WHAT THE EXERCISE ASKS: Copy the records below, from the line containing "Read this page and output its text content." through the last line; leave out pictures.

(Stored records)

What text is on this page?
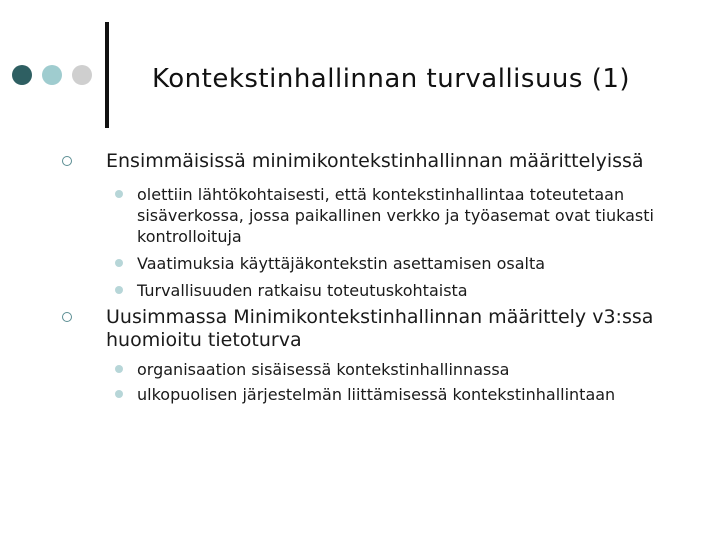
Kontekstinhallinnan turvallisuus (1)
Ensimmäisissä minimikontekstinhallinnan määrittelyissä
olettiin lähtökohtaisesti, että kontekstinhallintaa toteutetaan sisäverkossa, jossa paikallinen verkko ja työasemat ovat tiukasti kontrolloituja
Vaatimuksia käyttäjäkontekstin asettamisen osalta
Turvallisuuden ratkaisu toteutuskohtaista
Uusimmassa Minimikontekstinhallinnan määrittely v3:ssa huomioitu tietoturva
organisaation sisäisessä kontekstinhallinnassa
ulkopuolisen järjestelmän liittämisessä kontekstinhallintaan
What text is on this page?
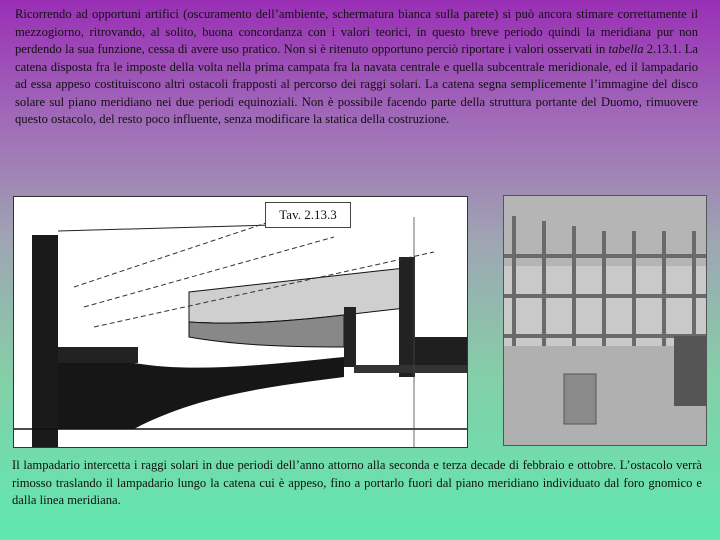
Ricorrendo ad opportuni artifici (oscuramento dell’ambiente, schermatura bianca sulla parete) si può ancora stimare correttamente il mezzogiorno, ritrovando, al solito, buona concordanza con i valori teorici, in questo breve periodo quindi la meridiana pur non perdendo la sua funzione, cessa di avere uso pratico. Non si è ritenuto opportuno perciò riportare i valori osservati in tabella 2.13.1. La catena disposta fra le imposte della volta nella prima campata fra la navata centrale e quella subcentrale meridionale, ed il lampadario ad essa appeso costituiscono altri ostacoli frapposti al percorso dei raggi solari. La catena segna semplicemente l’immagine del disco solare sul piano meridiano nei due periodi equinoziali. Non è possibile facendo parte della struttura portante del Duomo, rimuovere questo ostacolo, del resto poco influente, senza modificare la statica della costruzione.

Tav. 2.13.3

Il lampadario intercetta i raggi solari in due periodi dell’anno attorno alla seconda e terza decade di febbraio e ottobre. L’ostacolo verrà rimosso traslando il lampadario lungo la catena cui è appeso, fino a portarlo fuori dal piano meridiano individuato dal foro gnomico e dalla linea meridiana.
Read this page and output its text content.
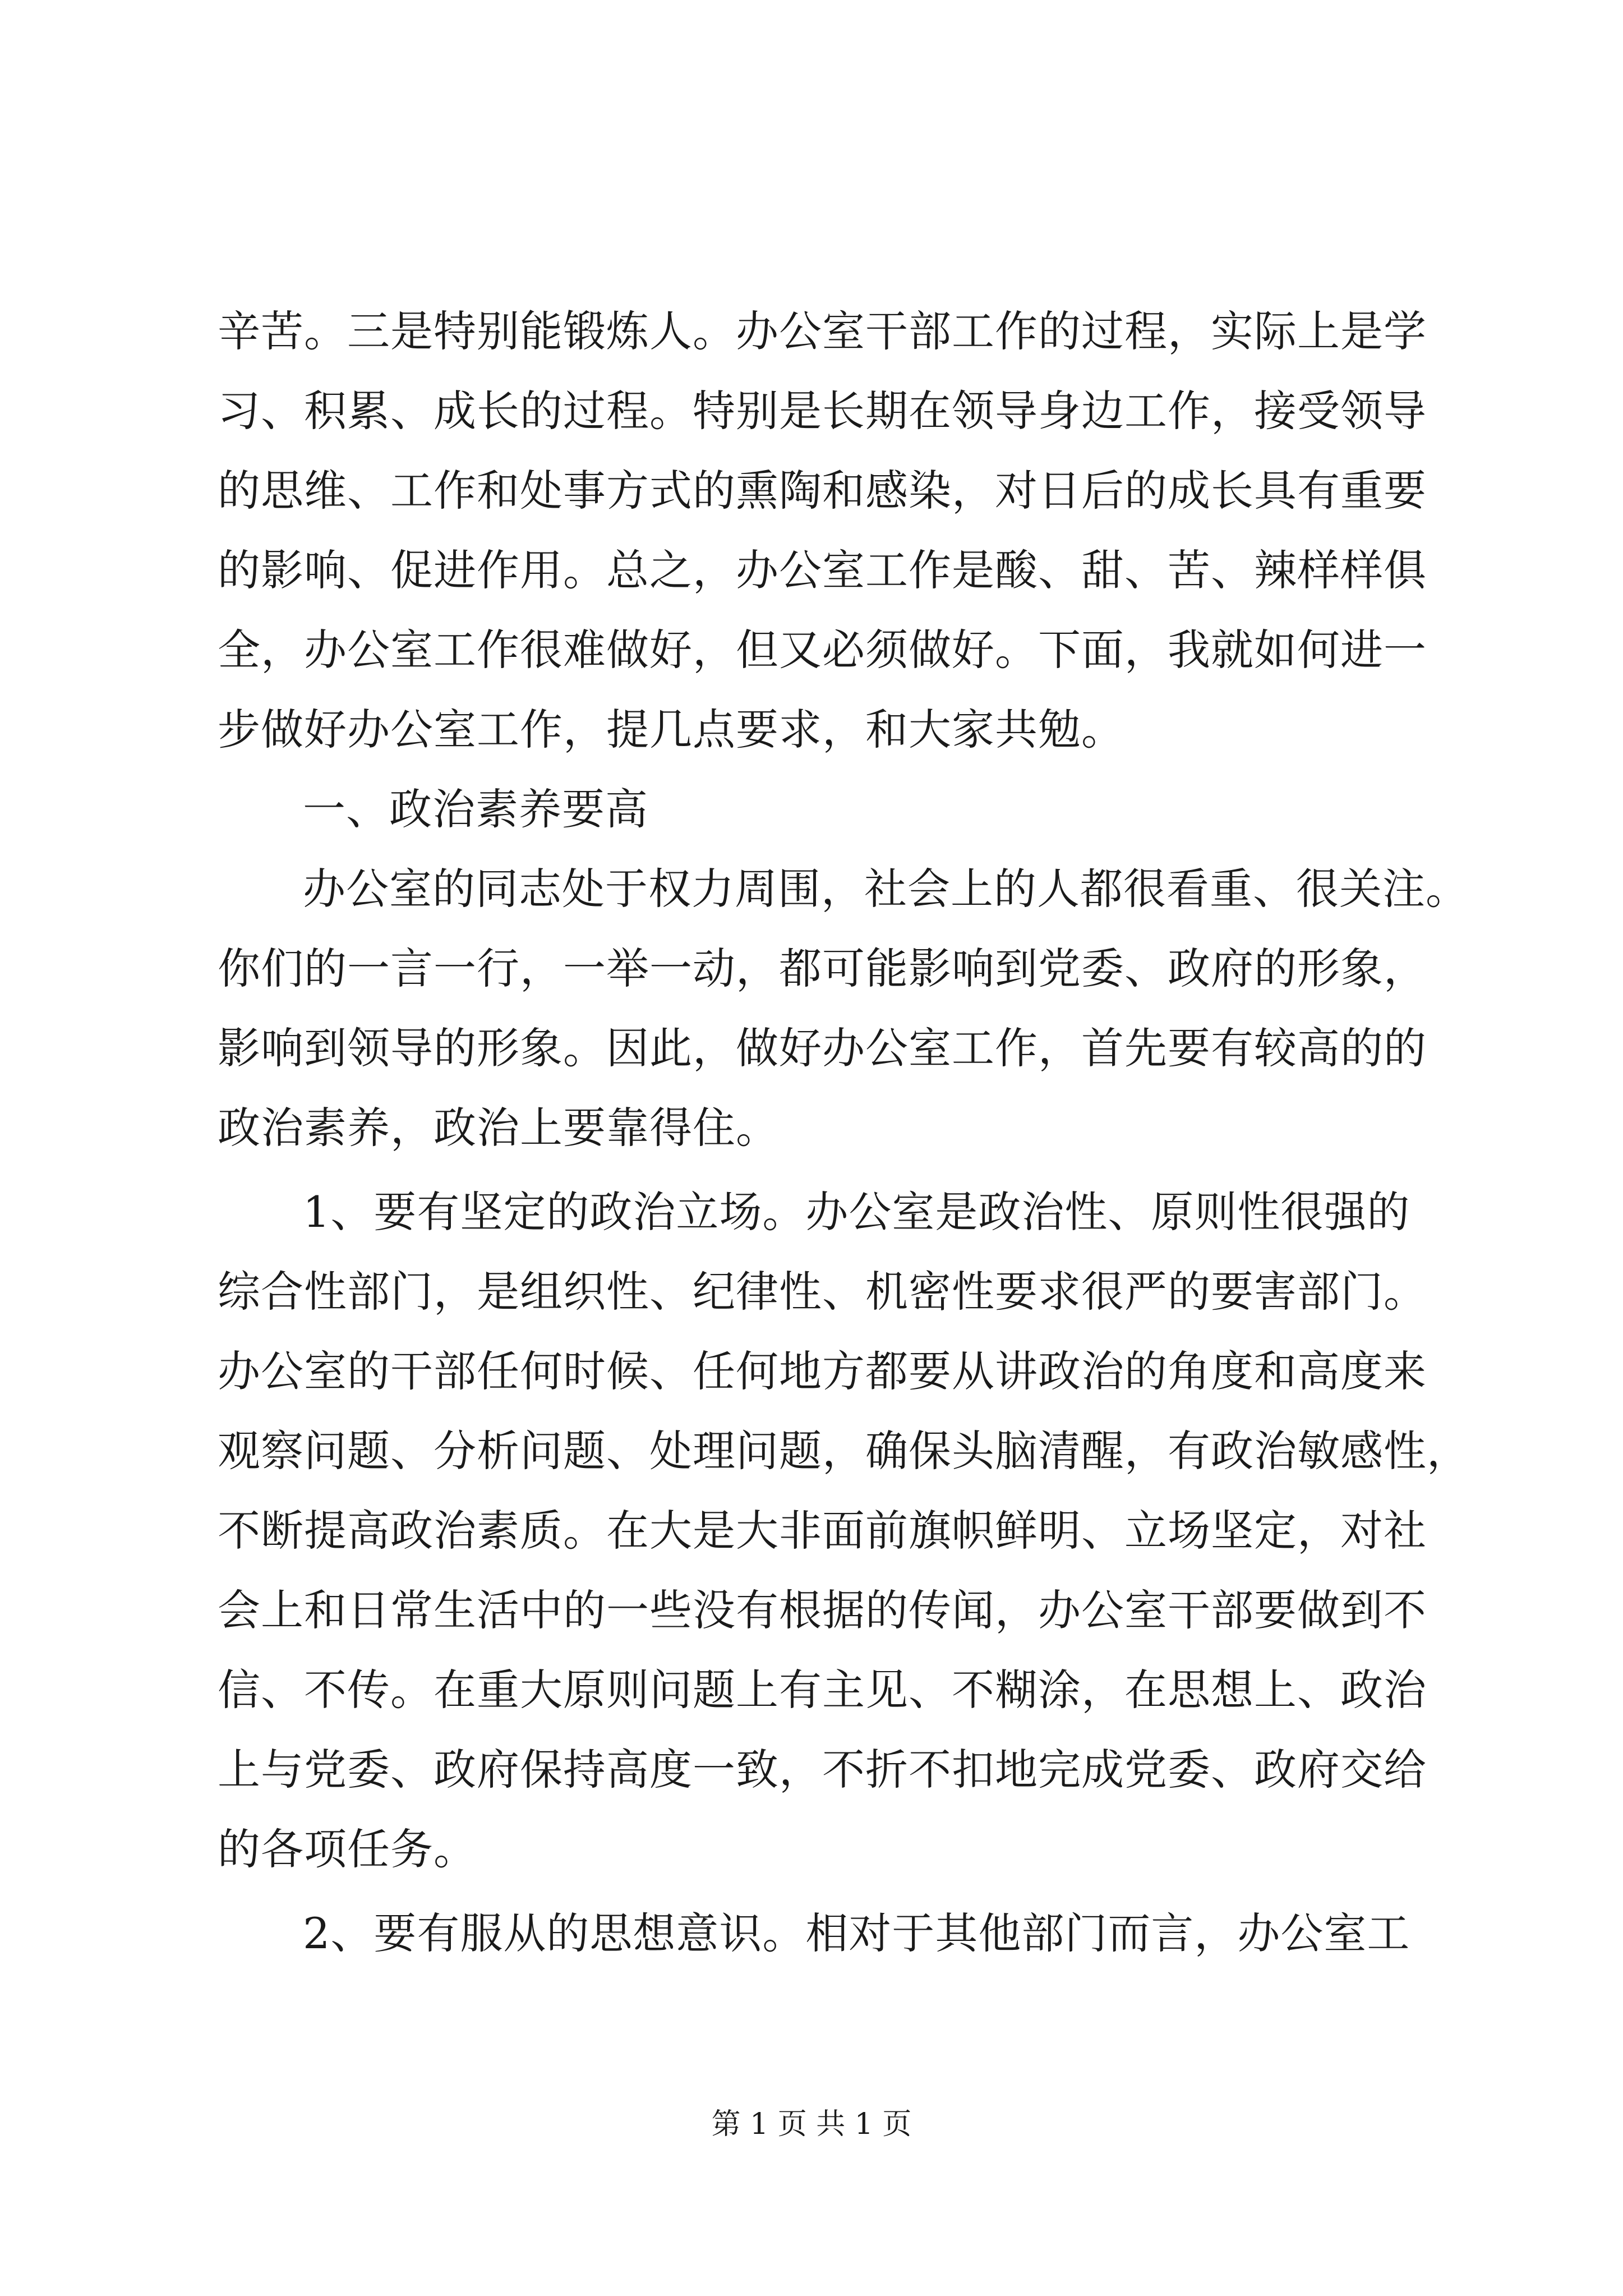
辛苦。三是特别能锻炼人。办公室干部工作的过程，实际上是学
习、积累、成长的过程。特别是长期在领导身边工作，接受领导
的思维、工作和处事方式的熏陶和感染，对日后的成长具有重要
的影响、促进作用。总之，办公室工作是酸、甜、苦、辣样样俱
全，办公室工作很难做好，但又必须做好。下面，我就如何进一
步做好办公室工作，提几点要求，和大家共勉。
一、政治素养要高
办公室的同志处于权力周围，社会上的人都很看重、很关注。
你们的一言一行，一举一动，都可能影响到党委、政府的形象，
影响到领导的形象。因此，做好办公室工作，首先要有较高的的
政治素养，政治上要靠得住。
1、要有坚定的政治立场。办公室是政治性、原则性很强的
综合性部门，是组织性、纪律性、机密性要求很严的要害部门。
办公室的干部任何时候、任何地方都要从讲政治的角度和高度来
观察问题、分析问题、处理问题，确保头脑清醒，有政治敏感性，
不断提高政治素质。在大是大非面前旗帜鲜明、立场坚定，对社
会上和日常生活中的一些没有根据的传闻，办公室干部要做到不
信、不传。在重大原则问题上有主见、不糊涂，在思想上、政治
上与党委、政府保持高度一致，不折不扣地完成党委、政府交给
的各项任务。
2、要有服从的思想意识。相对于其他部门而言，办公室工
第 1 页 共 1 页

CORRECT RESPONSE:
Read this page and output its text content.
辛苦。三是特别能锻炼人。办公室干部工作的过程，实际上是学
习、积累、成长的过程。特别是长期在领导身边工作，接受领导
的思维、工作和处事方式的熏陶和感染，对日后的成长具有重要
的影响、促进作用。总之，办公室工作是酸、甜、苦、辣样样俱
全，办公室工作很难做好，但又必须做好。下面，我就如何进一
步做好办公室工作，提几点要求，和大家共勉。
一、政治素养要高
办公室的同志处于权力周围，社会上的人都很看重、很关注。
你们的一言一行，一举一动，都可能影响到党委、政府的形象，
影响到领导的形象。因此，做好办公室工作，首先要有较高的的
政治素养，政治上要靠得住。
1、要有坚定的政治立场。办公室是政治性、原则性很强的
综合性部门，是组织性、纪律性、机密性要求很严的要害部门。
办公室的干部任何时候、任何地方都要从讲政治的角度和高度来
观察问题、分析问题、处理问题，确保头脑清醒，有政治敏感性，
不断提高政治素质。在大是大非面前旗帜鲜明、立场坚定，对社
会上和日常生活中的一些没有根据的传闻，办公室干部要做到不
信、不传。在重大原则问题上有主见、不糊涂，在思想上、政治
上与党委、政府保持高度一致，不折不扣地完成党委、政府交给
的各项任务。
2、要有服从的思想意识。相对于其他部门而言，办公室工
第 1 页 共 1 页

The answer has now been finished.